Information given:
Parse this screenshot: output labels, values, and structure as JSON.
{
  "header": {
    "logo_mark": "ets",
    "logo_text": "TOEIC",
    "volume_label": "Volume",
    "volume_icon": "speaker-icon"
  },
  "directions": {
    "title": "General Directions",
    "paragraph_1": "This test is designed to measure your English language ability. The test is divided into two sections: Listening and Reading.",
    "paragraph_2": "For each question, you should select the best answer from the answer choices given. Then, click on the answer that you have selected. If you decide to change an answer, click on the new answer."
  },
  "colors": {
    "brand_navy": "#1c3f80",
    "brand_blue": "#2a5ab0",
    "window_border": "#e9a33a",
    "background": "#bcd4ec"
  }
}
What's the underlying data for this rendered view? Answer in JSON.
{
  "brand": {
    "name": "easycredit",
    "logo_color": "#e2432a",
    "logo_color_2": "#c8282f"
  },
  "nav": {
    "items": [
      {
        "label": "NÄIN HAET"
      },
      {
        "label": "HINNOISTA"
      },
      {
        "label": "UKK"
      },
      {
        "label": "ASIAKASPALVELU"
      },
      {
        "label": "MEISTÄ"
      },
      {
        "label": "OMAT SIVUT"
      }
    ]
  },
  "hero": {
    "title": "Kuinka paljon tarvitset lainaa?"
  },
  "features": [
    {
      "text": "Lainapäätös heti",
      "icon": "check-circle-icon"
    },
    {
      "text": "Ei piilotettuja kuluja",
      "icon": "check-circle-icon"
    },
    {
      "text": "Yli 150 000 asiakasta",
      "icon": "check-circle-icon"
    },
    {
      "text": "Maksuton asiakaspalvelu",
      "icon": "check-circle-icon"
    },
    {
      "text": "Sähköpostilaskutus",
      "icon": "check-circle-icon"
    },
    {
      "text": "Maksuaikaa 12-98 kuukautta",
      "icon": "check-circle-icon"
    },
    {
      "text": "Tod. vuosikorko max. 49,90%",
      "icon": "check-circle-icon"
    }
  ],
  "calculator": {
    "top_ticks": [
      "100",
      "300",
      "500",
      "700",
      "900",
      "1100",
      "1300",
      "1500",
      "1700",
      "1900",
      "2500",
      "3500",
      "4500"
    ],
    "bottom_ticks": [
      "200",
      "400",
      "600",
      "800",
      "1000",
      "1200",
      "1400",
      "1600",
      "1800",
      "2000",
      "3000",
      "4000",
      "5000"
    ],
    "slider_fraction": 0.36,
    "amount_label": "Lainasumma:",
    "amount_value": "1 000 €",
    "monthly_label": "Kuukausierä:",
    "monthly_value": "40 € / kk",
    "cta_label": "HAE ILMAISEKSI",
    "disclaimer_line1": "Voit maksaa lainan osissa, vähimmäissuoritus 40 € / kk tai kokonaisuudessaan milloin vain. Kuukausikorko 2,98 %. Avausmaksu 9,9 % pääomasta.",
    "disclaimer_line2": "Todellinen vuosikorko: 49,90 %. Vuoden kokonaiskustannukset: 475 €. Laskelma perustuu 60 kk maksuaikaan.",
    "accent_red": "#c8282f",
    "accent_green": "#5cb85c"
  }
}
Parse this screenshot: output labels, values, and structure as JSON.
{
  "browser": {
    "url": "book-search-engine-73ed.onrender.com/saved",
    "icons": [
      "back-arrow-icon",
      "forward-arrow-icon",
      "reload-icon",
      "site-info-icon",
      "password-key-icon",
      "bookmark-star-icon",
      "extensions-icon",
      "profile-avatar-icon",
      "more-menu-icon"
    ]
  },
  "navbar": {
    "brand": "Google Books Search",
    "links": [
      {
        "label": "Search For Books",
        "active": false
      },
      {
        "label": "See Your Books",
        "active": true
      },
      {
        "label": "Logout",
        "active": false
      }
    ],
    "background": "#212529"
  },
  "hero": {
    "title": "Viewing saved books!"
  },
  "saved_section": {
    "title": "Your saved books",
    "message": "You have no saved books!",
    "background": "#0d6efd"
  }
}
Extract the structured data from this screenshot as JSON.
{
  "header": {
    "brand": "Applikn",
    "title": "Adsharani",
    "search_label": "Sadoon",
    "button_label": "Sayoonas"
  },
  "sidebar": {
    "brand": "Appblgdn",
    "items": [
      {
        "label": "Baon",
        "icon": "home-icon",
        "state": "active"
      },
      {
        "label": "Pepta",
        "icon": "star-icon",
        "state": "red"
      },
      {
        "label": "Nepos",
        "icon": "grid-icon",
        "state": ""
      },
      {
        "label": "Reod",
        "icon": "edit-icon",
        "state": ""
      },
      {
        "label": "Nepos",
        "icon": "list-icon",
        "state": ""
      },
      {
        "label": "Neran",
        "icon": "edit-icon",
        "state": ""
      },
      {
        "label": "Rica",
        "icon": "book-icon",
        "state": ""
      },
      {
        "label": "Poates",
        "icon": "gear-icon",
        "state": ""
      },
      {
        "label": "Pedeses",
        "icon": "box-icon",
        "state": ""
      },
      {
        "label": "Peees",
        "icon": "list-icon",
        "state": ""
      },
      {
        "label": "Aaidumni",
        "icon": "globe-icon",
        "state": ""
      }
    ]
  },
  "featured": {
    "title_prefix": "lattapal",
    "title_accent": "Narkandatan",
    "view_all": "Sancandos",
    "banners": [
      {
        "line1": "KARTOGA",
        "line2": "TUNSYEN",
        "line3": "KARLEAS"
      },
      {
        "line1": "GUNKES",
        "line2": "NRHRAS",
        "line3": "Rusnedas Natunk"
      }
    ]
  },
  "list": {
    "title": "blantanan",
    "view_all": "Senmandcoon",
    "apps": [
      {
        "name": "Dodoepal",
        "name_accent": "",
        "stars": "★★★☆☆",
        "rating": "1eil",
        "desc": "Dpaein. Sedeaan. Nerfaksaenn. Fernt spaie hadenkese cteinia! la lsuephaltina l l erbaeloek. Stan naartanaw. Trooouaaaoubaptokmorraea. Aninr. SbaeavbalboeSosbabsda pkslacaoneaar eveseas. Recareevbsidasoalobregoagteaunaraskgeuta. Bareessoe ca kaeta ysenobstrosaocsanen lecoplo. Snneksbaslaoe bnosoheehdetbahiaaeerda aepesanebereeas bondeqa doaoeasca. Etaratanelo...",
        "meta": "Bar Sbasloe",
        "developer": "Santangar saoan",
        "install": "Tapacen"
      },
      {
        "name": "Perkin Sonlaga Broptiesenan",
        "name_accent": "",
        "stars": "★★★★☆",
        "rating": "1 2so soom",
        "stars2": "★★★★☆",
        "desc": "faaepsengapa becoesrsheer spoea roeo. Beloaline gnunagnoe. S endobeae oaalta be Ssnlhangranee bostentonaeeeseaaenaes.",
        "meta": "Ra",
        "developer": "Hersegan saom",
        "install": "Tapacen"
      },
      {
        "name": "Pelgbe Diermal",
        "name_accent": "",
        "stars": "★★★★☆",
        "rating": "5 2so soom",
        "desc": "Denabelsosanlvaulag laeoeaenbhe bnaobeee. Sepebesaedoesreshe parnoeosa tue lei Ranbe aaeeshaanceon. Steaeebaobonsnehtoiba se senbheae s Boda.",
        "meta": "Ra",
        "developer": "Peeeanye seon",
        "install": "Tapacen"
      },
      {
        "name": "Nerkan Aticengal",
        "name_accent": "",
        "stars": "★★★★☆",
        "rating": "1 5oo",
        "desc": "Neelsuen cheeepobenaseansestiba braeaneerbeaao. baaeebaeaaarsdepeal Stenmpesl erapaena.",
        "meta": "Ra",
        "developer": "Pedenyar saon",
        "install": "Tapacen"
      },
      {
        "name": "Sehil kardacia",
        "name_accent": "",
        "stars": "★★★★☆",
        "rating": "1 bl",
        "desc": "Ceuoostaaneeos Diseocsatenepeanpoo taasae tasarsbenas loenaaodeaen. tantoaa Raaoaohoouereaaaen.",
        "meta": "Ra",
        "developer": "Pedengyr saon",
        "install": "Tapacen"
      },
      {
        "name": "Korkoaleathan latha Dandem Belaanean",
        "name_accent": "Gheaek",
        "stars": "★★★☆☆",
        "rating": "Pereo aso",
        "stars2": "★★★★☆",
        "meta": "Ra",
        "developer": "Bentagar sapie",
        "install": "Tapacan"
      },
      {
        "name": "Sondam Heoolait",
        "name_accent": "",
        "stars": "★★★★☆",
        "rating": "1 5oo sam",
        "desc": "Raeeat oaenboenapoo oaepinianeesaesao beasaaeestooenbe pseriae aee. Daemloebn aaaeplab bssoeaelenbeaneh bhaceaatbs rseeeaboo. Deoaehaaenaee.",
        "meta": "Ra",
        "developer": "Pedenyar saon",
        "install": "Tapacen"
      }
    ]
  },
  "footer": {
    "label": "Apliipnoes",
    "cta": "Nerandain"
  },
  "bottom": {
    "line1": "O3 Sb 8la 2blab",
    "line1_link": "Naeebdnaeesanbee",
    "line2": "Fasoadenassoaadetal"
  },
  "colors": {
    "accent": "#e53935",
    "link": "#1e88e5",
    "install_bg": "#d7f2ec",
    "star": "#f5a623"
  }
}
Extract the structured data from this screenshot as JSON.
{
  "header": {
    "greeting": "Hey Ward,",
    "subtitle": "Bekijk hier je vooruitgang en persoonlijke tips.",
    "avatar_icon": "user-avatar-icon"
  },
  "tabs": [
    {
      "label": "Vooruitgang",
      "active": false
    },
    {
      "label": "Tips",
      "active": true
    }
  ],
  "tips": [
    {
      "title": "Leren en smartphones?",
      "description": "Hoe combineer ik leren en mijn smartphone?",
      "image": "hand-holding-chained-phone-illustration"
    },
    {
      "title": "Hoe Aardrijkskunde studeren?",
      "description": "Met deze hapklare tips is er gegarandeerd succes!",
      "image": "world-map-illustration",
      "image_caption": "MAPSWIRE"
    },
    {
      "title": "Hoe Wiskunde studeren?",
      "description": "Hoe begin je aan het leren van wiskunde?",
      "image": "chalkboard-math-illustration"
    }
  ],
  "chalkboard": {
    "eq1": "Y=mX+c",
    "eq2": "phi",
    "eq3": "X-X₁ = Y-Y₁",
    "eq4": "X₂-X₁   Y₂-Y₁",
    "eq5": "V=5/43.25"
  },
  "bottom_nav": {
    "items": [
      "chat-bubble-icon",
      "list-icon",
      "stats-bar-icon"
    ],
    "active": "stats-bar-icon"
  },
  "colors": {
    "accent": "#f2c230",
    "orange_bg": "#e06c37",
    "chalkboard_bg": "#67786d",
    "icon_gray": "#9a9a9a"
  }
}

Stated exercise:
Using the listing above, list every line in which the string "background" occurs.

Written solution:
    "background": "#bcd4ec"
    "background": "#212529"
    "background": "#0d6efd"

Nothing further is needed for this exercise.